- WRITTEN INSTRUCTION: Quote every entry word for word.

(Dataset items)
● ● ● ● ●

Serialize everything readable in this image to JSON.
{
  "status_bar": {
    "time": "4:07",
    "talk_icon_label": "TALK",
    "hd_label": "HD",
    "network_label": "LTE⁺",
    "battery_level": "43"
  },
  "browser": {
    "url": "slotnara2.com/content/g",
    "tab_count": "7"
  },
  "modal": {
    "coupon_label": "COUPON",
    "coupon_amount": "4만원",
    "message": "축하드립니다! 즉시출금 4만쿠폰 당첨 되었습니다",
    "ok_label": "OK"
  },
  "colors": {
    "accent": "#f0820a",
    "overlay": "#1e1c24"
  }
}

● ● ● ● ●

- SOLUTION:
Serialize everything readable in this image to JSON.
{
  "status_bar": {
    "time": "4:07",
    "talk_icon_label": "TALK",
    "hd_label": "HD",
    "network_label": "LTE⁺",
    "battery_level": "43"
  },
  "browser": {
    "url": "slotnara2.com/content/g",
    "tab_count": "7"
  },
  "modal": {
    "coupon_label": "COUPON",
    "coupon_amount": "4만원",
    "message": "축하드립니다! 즉시출금 4만쿠폰 당첨 되었습니다",
    "ok_label": "OK"
  },
  "colors": {
    "accent": "#f0820a",
    "overlay": "#1e1c24"
  }
}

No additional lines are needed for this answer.